**EXERCISE GOAL:**
Return the records, each one exactly as written.

* START RECORD EXTRACTS *

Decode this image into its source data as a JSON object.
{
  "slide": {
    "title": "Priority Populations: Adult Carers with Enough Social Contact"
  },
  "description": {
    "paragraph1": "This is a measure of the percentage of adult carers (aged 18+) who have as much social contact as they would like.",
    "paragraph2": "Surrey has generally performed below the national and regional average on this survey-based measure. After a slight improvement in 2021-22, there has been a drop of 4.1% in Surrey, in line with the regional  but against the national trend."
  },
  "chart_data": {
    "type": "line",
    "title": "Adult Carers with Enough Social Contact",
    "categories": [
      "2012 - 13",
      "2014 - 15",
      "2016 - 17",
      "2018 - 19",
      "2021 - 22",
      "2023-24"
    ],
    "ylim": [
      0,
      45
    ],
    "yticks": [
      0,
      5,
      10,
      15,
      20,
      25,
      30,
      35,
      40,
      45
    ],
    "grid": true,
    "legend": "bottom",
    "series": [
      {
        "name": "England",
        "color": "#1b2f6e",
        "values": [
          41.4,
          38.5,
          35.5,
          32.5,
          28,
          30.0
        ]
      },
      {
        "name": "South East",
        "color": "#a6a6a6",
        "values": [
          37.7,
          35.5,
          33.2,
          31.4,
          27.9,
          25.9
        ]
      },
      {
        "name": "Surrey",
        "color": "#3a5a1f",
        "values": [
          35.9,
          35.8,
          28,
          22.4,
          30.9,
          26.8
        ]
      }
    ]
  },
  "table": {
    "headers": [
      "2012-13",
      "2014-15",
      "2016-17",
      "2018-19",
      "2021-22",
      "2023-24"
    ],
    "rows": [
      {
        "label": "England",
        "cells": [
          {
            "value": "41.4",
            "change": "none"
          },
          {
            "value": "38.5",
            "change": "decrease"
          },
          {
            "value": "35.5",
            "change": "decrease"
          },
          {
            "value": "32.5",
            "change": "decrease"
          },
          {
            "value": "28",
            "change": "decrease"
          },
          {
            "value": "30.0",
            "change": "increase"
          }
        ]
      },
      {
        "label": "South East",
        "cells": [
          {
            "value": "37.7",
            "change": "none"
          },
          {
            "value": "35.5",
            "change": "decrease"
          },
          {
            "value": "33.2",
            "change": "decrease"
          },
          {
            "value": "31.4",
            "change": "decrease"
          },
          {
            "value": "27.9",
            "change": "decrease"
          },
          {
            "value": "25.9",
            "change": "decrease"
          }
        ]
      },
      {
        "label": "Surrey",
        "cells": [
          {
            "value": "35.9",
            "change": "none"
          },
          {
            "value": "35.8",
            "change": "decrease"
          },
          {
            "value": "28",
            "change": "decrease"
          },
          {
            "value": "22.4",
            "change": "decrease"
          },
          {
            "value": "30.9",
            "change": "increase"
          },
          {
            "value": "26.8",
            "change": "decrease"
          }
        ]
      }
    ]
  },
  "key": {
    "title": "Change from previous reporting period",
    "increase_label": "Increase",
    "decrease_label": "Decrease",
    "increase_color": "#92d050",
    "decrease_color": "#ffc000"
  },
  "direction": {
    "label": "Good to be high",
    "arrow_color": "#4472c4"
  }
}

* END RECORD EXTRACTS *

**RESPONSE TO THE TASK:**
Decode this image into its source data as a JSON object.
{
  "slide": {
    "title": "Priority Populations: Adult Carers with Enough Social Contact"
  },
  "description": {
    "paragraph1": "This is a measure of the percentage of adult carers (aged 18+) who have as much social contact as they would like.",
    "paragraph2": "Surrey has generally performed below the national and regional average on this survey-based measure. After a slight improvement in 2021-22, there has been a drop of 4.1% in Surrey, in line with the regional  but against the national trend."
  },
  "chart_data": {
    "type": "line",
    "title": "Adult Carers with Enough Social Contact",
    "categories": [
      "2012 - 13",
      "2014 - 15",
      "2016 - 17",
      "2018 - 19",
      "2021 - 22",
      "2023-24"
    ],
    "ylim": [
      0,
      45
    ],
    "yticks": [
      0,
      5,
      10,
      15,
      20,
      25,
      30,
      35,
      40,
      45
    ],
    "grid": true,
    "legend": "bottom",
    "series": [
      {
        "name": "England",
        "color": "#1b2f6e",
        "values": [
          41.4,
          38.5,
          35.5,
          32.5,
          28,
          30.0
        ]
      },
      {
        "name": "South East",
        "color": "#a6a6a6",
        "values": [
          37.7,
          35.5,
          33.2,
          31.4,
          27.9,
          25.9
        ]
      },
      {
        "name": "Surrey",
        "color": "#3a5a1f",
        "values": [
          35.9,
          35.8,
          28,
          22.4,
          30.9,
          26.8
        ]
      }
    ]
  },
  "table": {
    "headers": [
      "2012-13",
      "2014-15",
      "2016-17",
      "2018-19",
      "2021-22",
      "2023-24"
    ],
    "rows": [
      {
        "label": "England",
        "cells": [
          {
            "value": "41.4",
            "change": "none"
          },
          {
            "value": "38.5",
            "change": "decrease"
          },
          {
            "value": "35.5",
            "change": "decrease"
          },
          {
            "value": "32.5",
            "change": "decrease"
          },
          {
            "value": "28",
            "change": "decrease"
          },
          {
            "value": "30.0",
            "change": "increase"
          }
        ]
      },
      {
        "label": "South East",
        "cells": [
          {
            "value": "37.7",
            "change": "none"
          },
          {
            "value": "35.5",
            "change": "decrease"
          },
          {
            "value": "33.2",
            "change": "decrease"
          },
          {
            "value": "31.4",
            "change": "decrease"
          },
          {
            "value": "27.9",
            "change": "decrease"
          },
          {
            "value": "25.9",
            "change": "decrease"
          }
        ]
      },
      {
        "label": "Surrey",
        "cells": [
          {
            "value": "35.9",
            "change": "none"
          },
          {
            "value": "35.8",
            "change": "decrease"
          },
          {
            "value": "28",
            "change": "decrease"
          },
          {
            "value": "22.4",
            "change": "decrease"
          },
          {
            "value": "30.9",
            "change": "increase"
          },
          {
            "value": "26.8",
            "change": "decrease"
          }
        ]
      }
    ]
  },
  "key": {
    "title": "Change from previous reporting period",
    "increase_label": "Increase",
    "decrease_label": "Decrease",
    "increase_color": "#92d050",
    "decrease_color": "#ffc000"
  },
  "direction": {
    "label": "Good to be high",
    "arrow_color": "#4472c4"
  }
}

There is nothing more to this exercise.